Stored records
********************
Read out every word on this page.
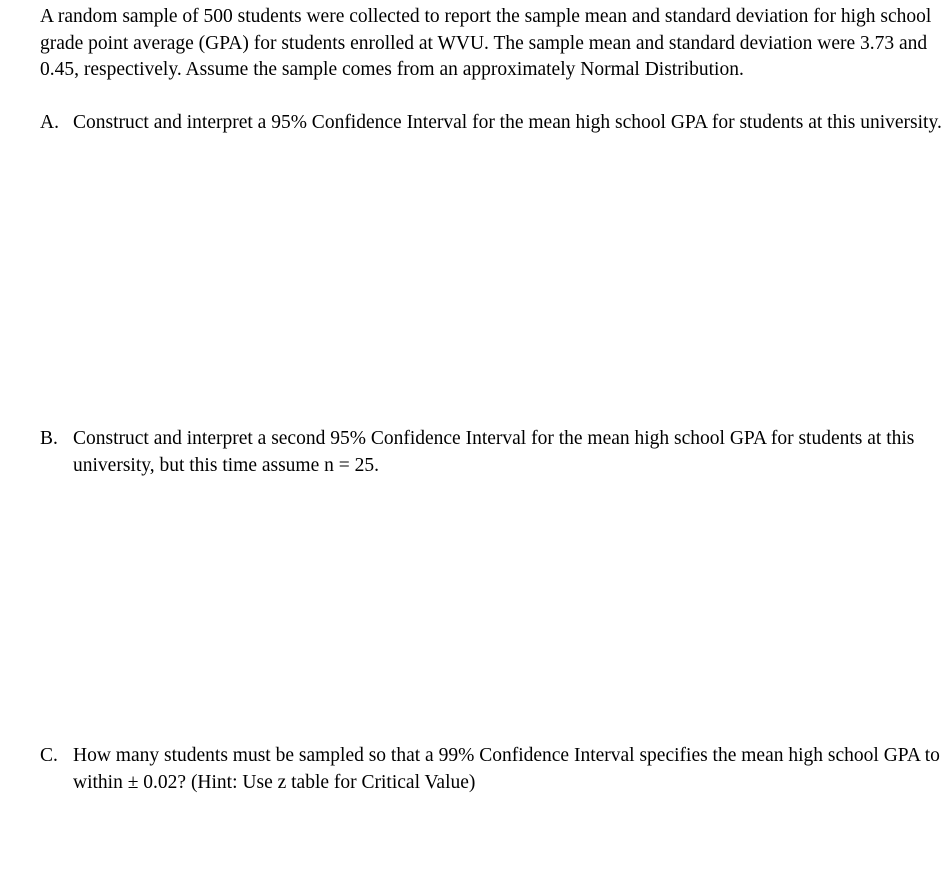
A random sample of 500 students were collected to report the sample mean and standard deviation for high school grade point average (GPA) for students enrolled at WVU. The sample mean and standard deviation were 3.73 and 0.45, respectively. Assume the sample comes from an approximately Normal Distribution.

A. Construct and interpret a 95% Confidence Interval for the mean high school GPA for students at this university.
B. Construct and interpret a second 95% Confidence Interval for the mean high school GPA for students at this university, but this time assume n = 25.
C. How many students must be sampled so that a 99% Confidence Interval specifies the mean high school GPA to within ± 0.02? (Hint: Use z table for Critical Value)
********************
The exercise> Omit all pictures while transcribing the entries verbatim.

Exercise solution>
Read out every word on this page.
A random sample of 500 students were collected to report the sample mean and standard deviation for high school grade point average (GPA) for students enrolled at WVU. The sample mean and standard deviation were 3.73 and 0.45, respectively. Assume the sample comes from an approximately Normal Distribution.

A. Construct and interpret a 95% Confidence Interval for the mean high school GPA for students at this university.
B. Construct and interpret a second 95% Confidence Interval for the mean high school GPA for students at this university, but this time assume n = 25.
C. How many students must be sampled so that a 99% Confidence Interval specifies the mean high school GPA to within ± 0.02? (Hint: Use z table for Critical Value)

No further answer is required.